What is needed → Here are some records; quote them exactly, leaving out the pictures.

Dataset entries →
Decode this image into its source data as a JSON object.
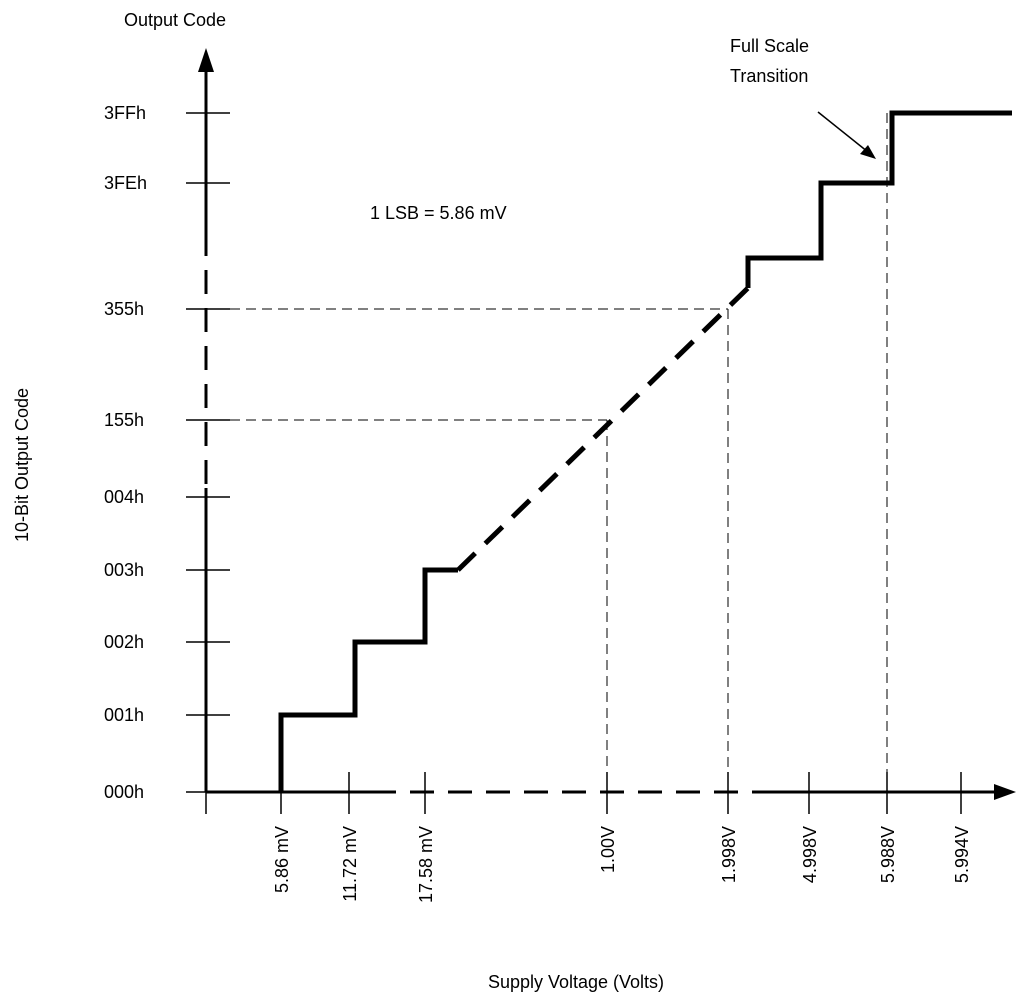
{
  "y_axis": {
    "top_label": "Output Code",
    "side_label": "10-Bit Output Code",
    "ticks": [
      "3FFh",
      "3FEh",
      "355h",
      "155h",
      "004h",
      "003h",
      "002h",
      "001h",
      "000h"
    ]
  },
  "x_axis": {
    "label": "Supply Voltage (Volts)",
    "ticks": [
      "5.86 mV",
      "11.72 mV",
      "17.58 mV",
      "1.00V",
      "1.998V",
      "4.998V",
      "5.988V",
      "5.994V"
    ]
  },
  "annotations": {
    "lsb": "1 LSB = 5.86 mV",
    "full_scale_line1": "Full Scale",
    "full_scale_line2": "Transition"
  }
}
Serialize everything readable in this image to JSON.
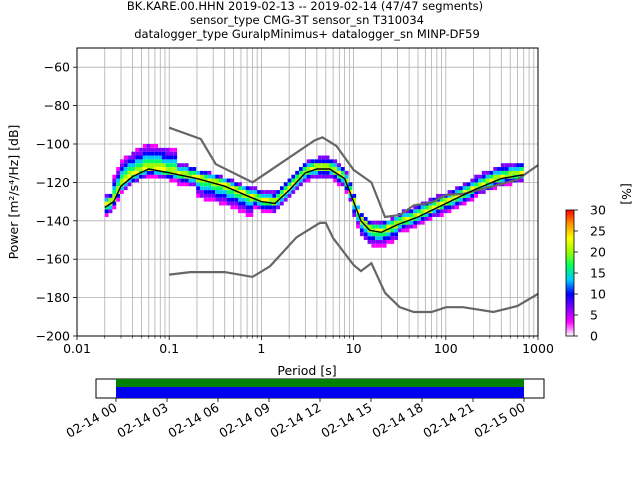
{
  "chart_data": {
    "type": "heatmap",
    "title_lines": [
      "BK.KARE.00.HHN   2019-02-13 -- 2019-02-14  (47/47 segments)",
      "sensor_type CMG-3T sensor_sn T310034",
      "datalogger_type GuralpMinimus+ datalogger_sn MINP-DF59"
    ],
    "xlabel": "Period [s]",
    "ylabel": "Power [m²/s⁴/Hz] [dB]",
    "x_scale": "log",
    "xlim": [
      0.01,
      1000
    ],
    "ylim": [
      -200,
      -50
    ],
    "x_ticks": [
      {
        "value": 0.01,
        "label": "0.01"
      },
      {
        "value": 0.1,
        "label": "0.1"
      },
      {
        "value": 1,
        "label": "1"
      },
      {
        "value": 10,
        "label": "10"
      },
      {
        "value": 100,
        "label": "100"
      },
      {
        "value": 1000,
        "label": "1000"
      }
    ],
    "y_ticks": [
      {
        "value": -60,
        "label": "−60"
      },
      {
        "value": -80,
        "label": "−80"
      },
      {
        "value": -100,
        "label": "−100"
      },
      {
        "value": -120,
        "label": "−120"
      },
      {
        "value": -140,
        "label": "−140"
      },
      {
        "value": -160,
        "label": "−160"
      },
      {
        "value": -180,
        "label": "−180"
      },
      {
        "value": -200,
        "label": "−200"
      }
    ],
    "grid": true,
    "noise_models": {
      "color": "#666666",
      "high": [
        [
          0.1,
          -91.5
        ],
        [
          0.22,
          -97.4
        ],
        [
          0.32,
          -110.5
        ],
        [
          0.8,
          -120
        ],
        [
          3.8,
          -98
        ],
        [
          4.6,
          -96.5
        ],
        [
          6.5,
          -101
        ],
        [
          10,
          -113.5
        ],
        [
          15.6,
          -120
        ],
        [
          21.9,
          -138
        ],
        [
          31.6,
          -137
        ],
        [
          45,
          -132
        ],
        [
          70,
          -130.5
        ],
        [
          101,
          -126.5
        ],
        [
          154,
          -126
        ],
        [
          328,
          -122
        ],
        [
          600,
          -118.5
        ],
        [
          1000,
          -111
        ]
      ],
      "low": [
        [
          0.1,
          -168
        ],
        [
          0.17,
          -166.7
        ],
        [
          0.4,
          -166.7
        ],
        [
          0.8,
          -169.2
        ],
        [
          1.24,
          -163.7
        ],
        [
          2.4,
          -148.6
        ],
        [
          4.3,
          -141.1
        ],
        [
          5.0,
          -141.1
        ],
        [
          6.0,
          -149.0
        ],
        [
          10,
          -163.0
        ],
        [
          12,
          -166.2
        ],
        [
          15.6,
          -162.1
        ],
        [
          21.9,
          -177.5
        ],
        [
          31.6,
          -185.0
        ],
        [
          45,
          -187.5
        ],
        [
          70,
          -187.5
        ],
        [
          101,
          -185.0
        ],
        [
          154,
          -185.0
        ],
        [
          328,
          -187.5
        ],
        [
          600,
          -184.4
        ],
        [
          1000,
          -178
        ]
      ]
    },
    "mode_curve": [
      [
        0.02,
        -133
      ],
      [
        0.025,
        -130
      ],
      [
        0.03,
        -122
      ],
      [
        0.04,
        -117
      ],
      [
        0.06,
        -113
      ],
      [
        0.1,
        -115
      ],
      [
        0.2,
        -118
      ],
      [
        0.4,
        -122
      ],
      [
        0.7,
        -127
      ],
      [
        1.0,
        -130
      ],
      [
        1.4,
        -131
      ],
      [
        2.0,
        -124
      ],
      [
        3.0,
        -115
      ],
      [
        4.0,
        -113
      ],
      [
        5.5,
        -113
      ],
      [
        8,
        -118
      ],
      [
        10,
        -130
      ],
      [
        12,
        -140
      ],
      [
        15,
        -145
      ],
      [
        20,
        -146
      ],
      [
        30,
        -142
      ],
      [
        50,
        -138
      ],
      [
        100,
        -131
      ],
      [
        200,
        -124
      ],
      [
        400,
        -118
      ],
      [
        700,
        -116
      ]
    ],
    "colorbar": {
      "label": "[%]",
      "min": 0,
      "max": 30,
      "ticks": [
        0,
        5,
        10,
        15,
        20,
        25,
        30
      ],
      "colors": [
        "#ffffff",
        "#ff00ff",
        "#8000ff",
        "#0000ff",
        "#00c8ff",
        "#00ff64",
        "#9bff00",
        "#ffff00",
        "#ff9600",
        "#ff0000"
      ]
    },
    "coverage": {
      "tick_labels": [
        "02-14 00",
        "02-14 03",
        "02-14 06",
        "02-14 09",
        "02-14 12",
        "02-14 15",
        "02-14 18",
        "02-14 21",
        "02-15 00"
      ],
      "data_color": "#0000ee",
      "psd_color": "#008000"
    }
  }
}
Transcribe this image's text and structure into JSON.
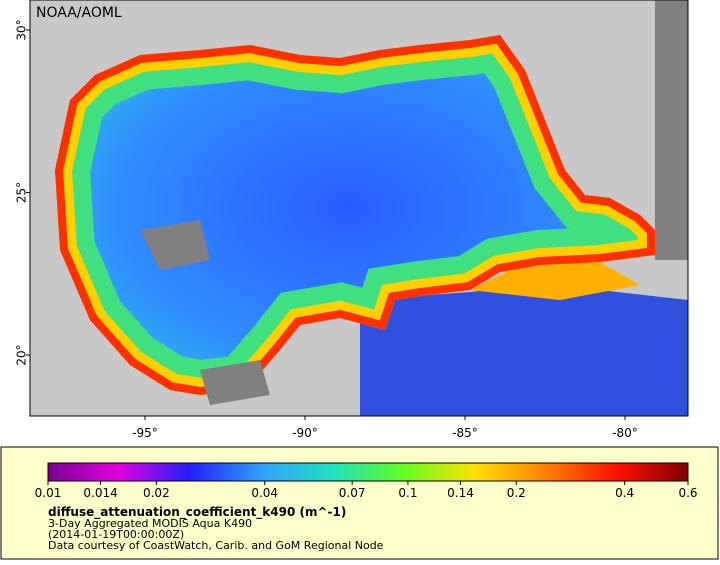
{
  "map": {
    "source_label": "NOAA/AOML",
    "lat_ticks": [
      {
        "value": 30,
        "label": "30°"
      },
      {
        "value": 25,
        "label": "25°"
      },
      {
        "value": 20,
        "label": "20°"
      }
    ],
    "lon_ticks": [
      {
        "value": -95,
        "label": "-95°"
      },
      {
        "value": -90,
        "label": "-90°"
      },
      {
        "value": -85,
        "label": "-85°"
      },
      {
        "value": -80,
        "label": "-80°"
      }
    ],
    "colorbar": {
      "scale": "log",
      "ticks": [
        0.01,
        0.014,
        0.02,
        0.04,
        0.07,
        0.1,
        0.14,
        0.2,
        0.4,
        0.6
      ],
      "colors": [
        "#7a0090",
        "#e000e0",
        "#2020ff",
        "#30a0ff",
        "#20e0c0",
        "#60ff20",
        "#ffe000",
        "#ff8000",
        "#ff1000",
        "#800000"
      ]
    },
    "variable": "diffuse_attenuation_coefficient_k490 (m^-1)",
    "description": "3-Day Aggregated MODIS Aqua K490",
    "time": "(2014-01-19T00:00:00Z)",
    "credit": "Data courtesy of CoastWatch, Carib. and GoM Regional Node"
  }
}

Solution for this task →
Decode this image into its source data as a JSON object.
{
  "y_axis": {
    "top_label": "Output Code",
    "side_label": "10-Bit Output Code",
    "ticks": [
      "3FFh",
      "3FEh",
      "355h",
      "155h",
      "004h",
      "003h",
      "002h",
      "001h",
      "000h"
    ]
  },
  "x_axis": {
    "label": "Supply Voltage (Volts)",
    "ticks": [
      "5.86 mV",
      "11.72 mV",
      "17.58 mV",
      "1.00V",
      "1.998V",
      "4.998V",
      "5.988V",
      "5.994V"
    ]
  },
  "annotations": {
    "lsb": "1 LSB = 5.86 mV",
    "full_scale_line1": "Full Scale",
    "full_scale_line2": "Transition"
  }
}
Serialize everything readable in this image to JSON.
{
  "chart_data": {
    "type": "heatmap",
    "title_lines": [
      "BK.KARE.00.HHN   2019-02-13 -- 2019-02-14  (47/47 segments)",
      "sensor_type CMG-3T sensor_sn T310034",
      "datalogger_type GuralpMinimus+ datalogger_sn MINP-DF59"
    ],
    "xlabel": "Period [s]",
    "ylabel": "Power [m²/s⁴/Hz] [dB]",
    "x_scale": "log",
    "xlim": [
      0.01,
      1000
    ],
    "ylim": [
      -200,
      -50
    ],
    "x_ticks": [
      {
        "value": 0.01,
        "label": "0.01"
      },
      {
        "value": 0.1,
        "label": "0.1"
      },
      {
        "value": 1,
        "label": "1"
      },
      {
        "value": 10,
        "label": "10"
      },
      {
        "value": 100,
        "label": "100"
      },
      {
        "value": 1000,
        "label": "1000"
      }
    ],
    "y_ticks": [
      {
        "value": -60,
        "label": "−60"
      },
      {
        "value": -80,
        "label": "−80"
      },
      {
        "value": -100,
        "label": "−100"
      },
      {
        "value": -120,
        "label": "−120"
      },
      {
        "value": -140,
        "label": "−140"
      },
      {
        "value": -160,
        "label": "−160"
      },
      {
        "value": -180,
        "label": "−180"
      },
      {
        "value": -200,
        "label": "−200"
      }
    ],
    "grid": true,
    "noise_models": {
      "color": "#666666",
      "high": [
        [
          0.1,
          -91.5
        ],
        [
          0.22,
          -97.4
        ],
        [
          0.32,
          -110.5
        ],
        [
          0.8,
          -120
        ],
        [
          3.8,
          -98
        ],
        [
          4.6,
          -96.5
        ],
        [
          6.5,
          -101
        ],
        [
          10,
          -113.5
        ],
        [
          15.6,
          -120
        ],
        [
          21.9,
          -138
        ],
        [
          31.6,
          -137
        ],
        [
          45,
          -132
        ],
        [
          70,
          -130.5
        ],
        [
          101,
          -126.5
        ],
        [
          154,
          -126
        ],
        [
          328,
          -122
        ],
        [
          600,
          -118.5
        ],
        [
          1000,
          -111
        ]
      ],
      "low": [
        [
          0.1,
          -168
        ],
        [
          0.17,
          -166.7
        ],
        [
          0.4,
          -166.7
        ],
        [
          0.8,
          -169.2
        ],
        [
          1.24,
          -163.7
        ],
        [
          2.4,
          -148.6
        ],
        [
          4.3,
          -141.1
        ],
        [
          5.0,
          -141.1
        ],
        [
          6.0,
          -149.0
        ],
        [
          10,
          -163.0
        ],
        [
          12,
          -166.2
        ],
        [
          15.6,
          -162.1
        ],
        [
          21.9,
          -177.5
        ],
        [
          31.6,
          -185.0
        ],
        [
          45,
          -187.5
        ],
        [
          70,
          -187.5
        ],
        [
          101,
          -185.0
        ],
        [
          154,
          -185.0
        ],
        [
          328,
          -187.5
        ],
        [
          600,
          -184.4
        ],
        [
          1000,
          -178
        ]
      ]
    },
    "mode_curve": [
      [
        0.02,
        -133
      ],
      [
        0.025,
        -130
      ],
      [
        0.03,
        -122
      ],
      [
        0.04,
        -117
      ],
      [
        0.06,
        -113
      ],
      [
        0.1,
        -115
      ],
      [
        0.2,
        -118
      ],
      [
        0.4,
        -122
      ],
      [
        0.7,
        -127
      ],
      [
        1.0,
        -130
      ],
      [
        1.4,
        -131
      ],
      [
        2.0,
        -124
      ],
      [
        3.0,
        -115
      ],
      [
        4.0,
        -113
      ],
      [
        5.5,
        -113
      ],
      [
        8,
        -118
      ],
      [
        10,
        -130
      ],
      [
        12,
        -140
      ],
      [
        15,
        -145
      ],
      [
        20,
        -146
      ],
      [
        30,
        -142
      ],
      [
        50,
        -138
      ],
      [
        100,
        -131
      ],
      [
        200,
        -124
      ],
      [
        400,
        -118
      ],
      [
        700,
        -116
      ]
    ],
    "colorbar": {
      "label": "[%]",
      "min": 0,
      "max": 30,
      "ticks": [
        0,
        5,
        10,
        15,
        20,
        25,
        30
      ],
      "colors": [
        "#ffffff",
        "#ff00ff",
        "#8000ff",
        "#0000ff",
        "#00c8ff",
        "#00ff64",
        "#9bff00",
        "#ffff00",
        "#ff9600",
        "#ff0000"
      ]
    },
    "coverage": {
      "tick_labels": [
        "02-14 00",
        "02-14 03",
        "02-14 06",
        "02-14 09",
        "02-14 12",
        "02-14 15",
        "02-14 18",
        "02-14 21",
        "02-15 00"
      ],
      "data_color": "#0000ee",
      "psd_color": "#008000"
    }
  }
}
Transcribe this image's text and structure into JSON.
{
  "map": {
    "source_label": "NOAA/AOML",
    "lat_ticks": [
      {
        "value": 30,
        "label": "30°"
      },
      {
        "value": 25,
        "label": "25°"
      },
      {
        "value": 20,
        "label": "20°"
      }
    ],
    "lon_ticks": [
      {
        "value": -95,
        "label": "-95°"
      },
      {
        "value": -90,
        "label": "-90°"
      },
      {
        "value": -85,
        "label": "-85°"
      },
      {
        "value": -80,
        "label": "-80°"
      }
    ],
    "colorbar": {
      "scale": "log",
      "ticks": [
        0.01,
        0.014,
        0.02,
        0.04,
        0.07,
        0.1,
        0.14,
        0.2,
        0.4,
        0.6
      ],
      "colors": [
        "#7a0090",
        "#e000e0",
        "#2020ff",
        "#30a0ff",
        "#20e0c0",
        "#60ff20",
        "#ffe000",
        "#ff8000",
        "#ff1000",
        "#800000"
      ]
    },
    "variable": "diffuse_attenuation_coefficient_k490 (m^-1)",
    "description": "3-Day Aggregated MODIS Aqua K490",
    "time": "(2014-01-19T00:00:00Z)",
    "credit": "Data courtesy of CoastWatch, Carib. and GoM Regional Node"
  }
}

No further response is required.